Annotated region listings:
════════
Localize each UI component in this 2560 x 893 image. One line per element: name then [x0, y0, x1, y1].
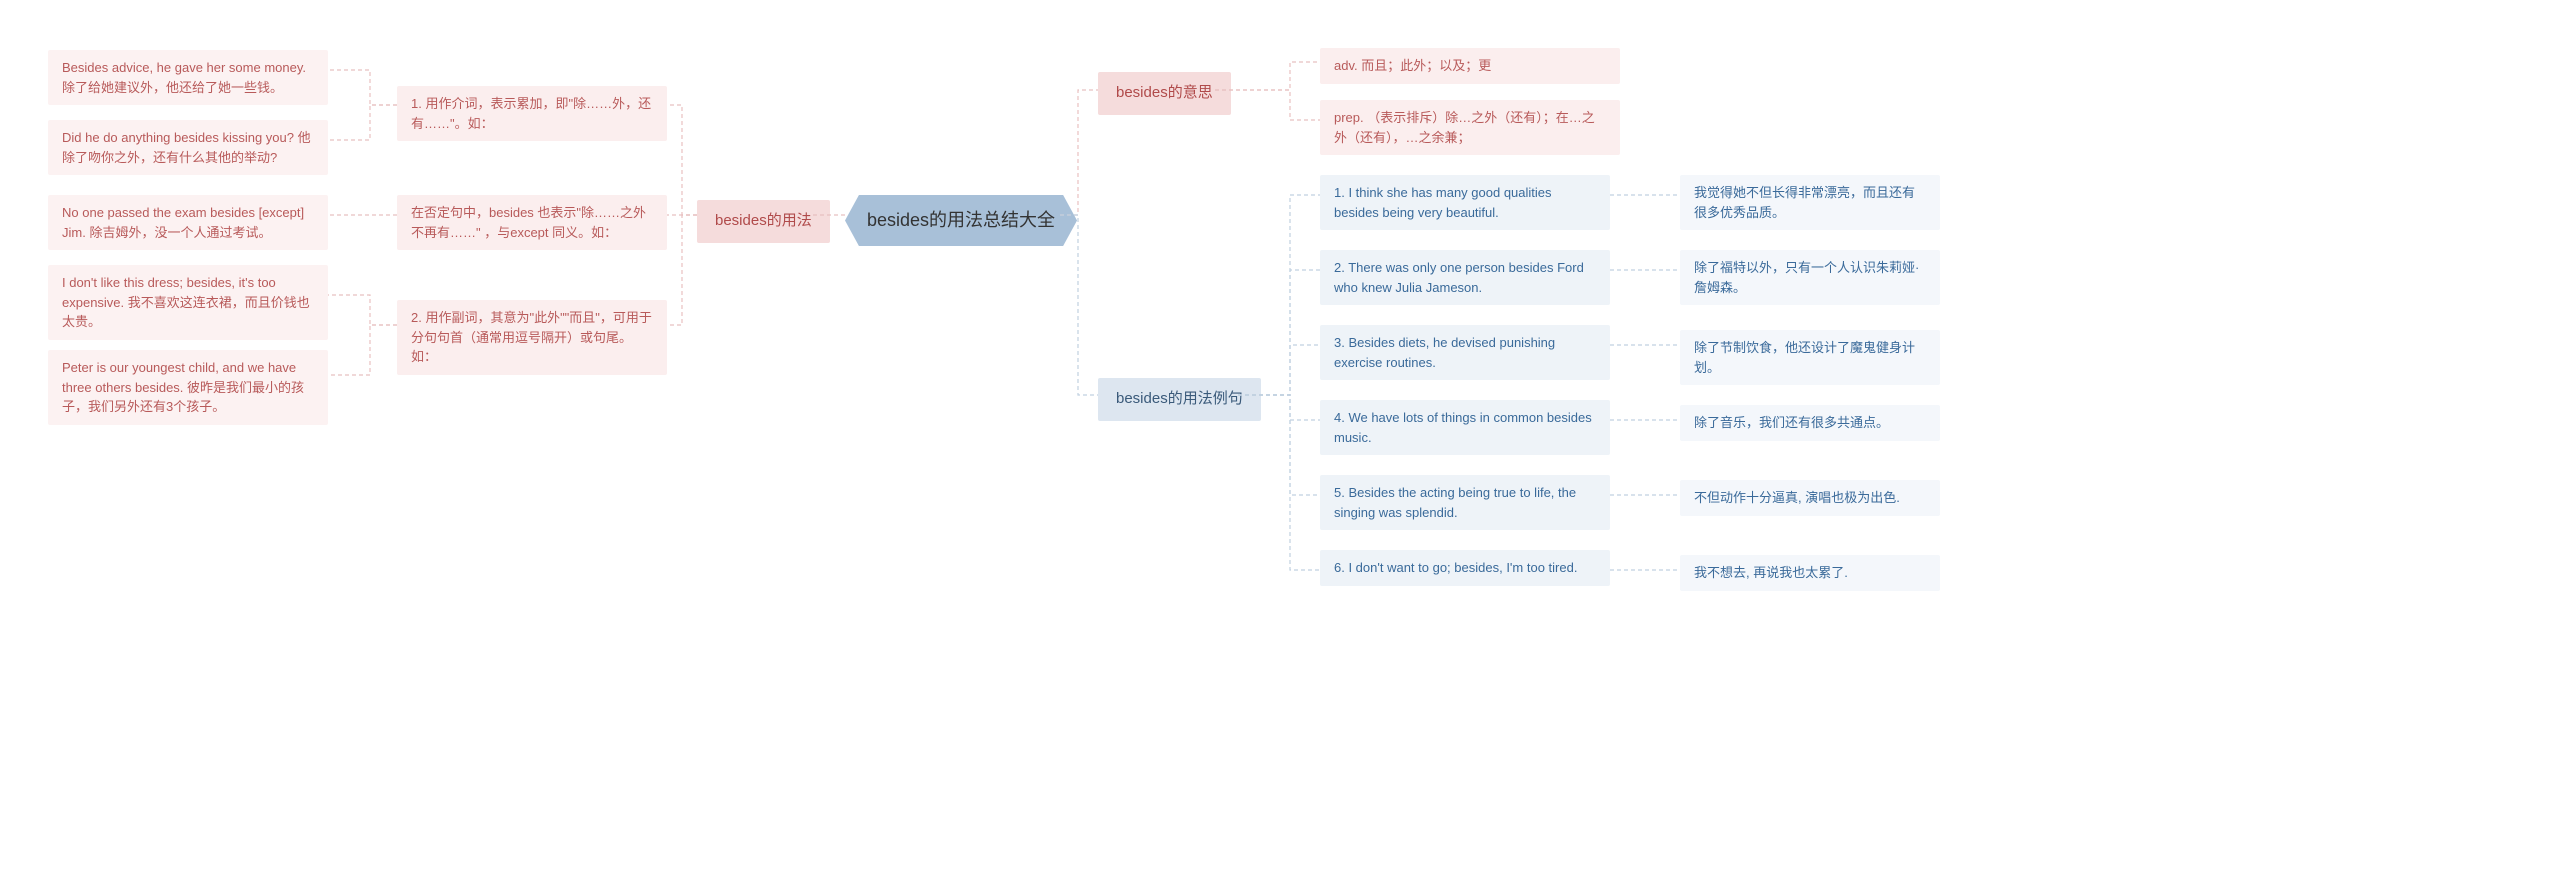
- meaning-prep: prep. （表示排斥）除…之外（还有）；在…之外（还有），…之余兼；: [1320, 100, 1620, 155]
- usage-adv-ex1: I don't like this dress; besides, it's t…: [48, 265, 328, 340]
- usage-prep-ex2: Did he do anything besides kissing you? …: [48, 120, 328, 175]
- ex1-en: 1. I think she has many good qualities b…: [1320, 175, 1610, 230]
- ex5-zh: 不但动作十分逼真, 演唱也极为出色.: [1680, 480, 1940, 516]
- root-node: besides的用法总结大全: [845, 195, 1077, 246]
- ex4-zh: 除了音乐，我们还有很多共通点。: [1680, 405, 1940, 441]
- usage-adv-ex2: Peter is our youngest child, and we have…: [48, 350, 328, 425]
- usage-neg: 在否定句中，besides 也表示"除……之外不再有……" ，与except 同…: [397, 195, 667, 250]
- ex1-zh: 我觉得她不但长得非常漂亮，而且还有很多优秀品质。: [1680, 175, 1940, 230]
- ex2-zh: 除了福特以外，只有一个人认识朱莉娅·詹姆森。: [1680, 250, 1940, 305]
- usage-adv: 2. 用作副词，其意为"此外""而且"，可用于分句句首（通常用逗号隔开）或句尾。…: [397, 300, 667, 375]
- ex3-en: 3. Besides diets, he devised punishing e…: [1320, 325, 1610, 380]
- examples-main: besides的用法例句: [1098, 378, 1261, 421]
- usage-prep: 1. 用作介词，表示累加，即"除……外，还有……"。如：: [397, 86, 667, 141]
- usage-prep-ex1: Besides advice, he gave her some money. …: [48, 50, 328, 105]
- meaning-main: besides的意思: [1098, 72, 1231, 115]
- connectors: [0, 0, 2560, 893]
- ex4-en: 4. We have lots of things in common besi…: [1320, 400, 1610, 455]
- usage-neg-ex1: No one passed the exam besides [except] …: [48, 195, 328, 250]
- ex6-zh: 我不想去, 再说我也太累了.: [1680, 555, 1940, 591]
- ex5-en: 5. Besides the acting being true to life…: [1320, 475, 1610, 530]
- ex2-en: 2. There was only one person besides For…: [1320, 250, 1610, 305]
- usage-main: besides的用法: [697, 200, 830, 243]
- ex6-en: 6. I don't want to go; besides, I'm too …: [1320, 550, 1610, 586]
- meaning-adv: adv. 而且；此外；以及；更: [1320, 48, 1620, 84]
- ex3-zh: 除了节制饮食，他还设计了魔鬼健身计划。: [1680, 330, 1940, 385]
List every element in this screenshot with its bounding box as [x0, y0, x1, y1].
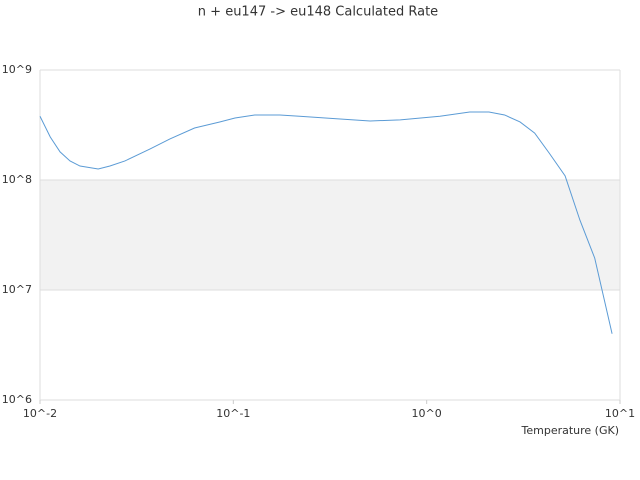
════════
**Your goal:** Copy out every line of the records above, character for character, leaving out the picture lines.

**Worked solution:**
Localize each UI component in this 2560 x 893 image. One line per element: name then [x0, y0, x1, y1].
- meaning-prep: prep. （表示排斥）除…之外（还有）；在…之外（还有），…之余兼；: [1320, 100, 1620, 155]
- usage-adv-ex1: I don't like this dress; besides, it's t…: [48, 265, 328, 340]
- usage-prep-ex2: Did he do anything besides kissing you? …: [48, 120, 328, 175]
- ex1-en: 1. I think she has many good qualities b…: [1320, 175, 1610, 230]
- ex5-zh: 不但动作十分逼真, 演唱也极为出色.: [1680, 480, 1940, 516]
- root-node: besides的用法总结大全: [845, 195, 1077, 246]
- ex4-zh: 除了音乐，我们还有很多共通点。: [1680, 405, 1940, 441]
- usage-adv-ex2: Peter is our youngest child, and we have…: [48, 350, 328, 425]
- usage-neg: 在否定句中，besides 也表示"除……之外不再有……" ，与except 同…: [397, 195, 667, 250]
- ex1-zh: 我觉得她不但长得非常漂亮，而且还有很多优秀品质。: [1680, 175, 1940, 230]
- ex2-zh: 除了福特以外，只有一个人认识朱莉娅·詹姆森。: [1680, 250, 1940, 305]
- usage-adv: 2. 用作副词，其意为"此外""而且"，可用于分句句首（通常用逗号隔开）或句尾。…: [397, 300, 667, 375]
- ex3-en: 3. Besides diets, he devised punishing e…: [1320, 325, 1610, 380]
- examples-main: besides的用法例句: [1098, 378, 1261, 421]
- usage-prep: 1. 用作介词，表示累加，即"除……外，还有……"。如：: [397, 86, 667, 141]
- usage-prep-ex1: Besides advice, he gave her some money. …: [48, 50, 328, 105]
- meaning-main: besides的意思: [1098, 72, 1231, 115]
- connectors: [0, 0, 2560, 893]
- ex4-en: 4. We have lots of things in common besi…: [1320, 400, 1610, 455]
- usage-neg-ex1: No one passed the exam besides [except] …: [48, 195, 328, 250]
- ex6-zh: 我不想去, 再说我也太累了.: [1680, 555, 1940, 591]
- ex5-en: 5. Besides the acting being true to life…: [1320, 475, 1610, 530]
- ex2-en: 2. There was only one person besides For…: [1320, 250, 1610, 305]
- usage-main: besides的用法: [697, 200, 830, 243]
- ex6-en: 6. I don't want to go; besides, I'm too …: [1320, 550, 1610, 586]
- meaning-adv: adv. 而且；此外；以及；更: [1320, 48, 1620, 84]
- ex3-zh: 除了节制饮食，他还设计了魔鬼健身计划。: [1680, 330, 1940, 385]
List every element in this screenshot with its bounding box as [x0, y0, x1, y1].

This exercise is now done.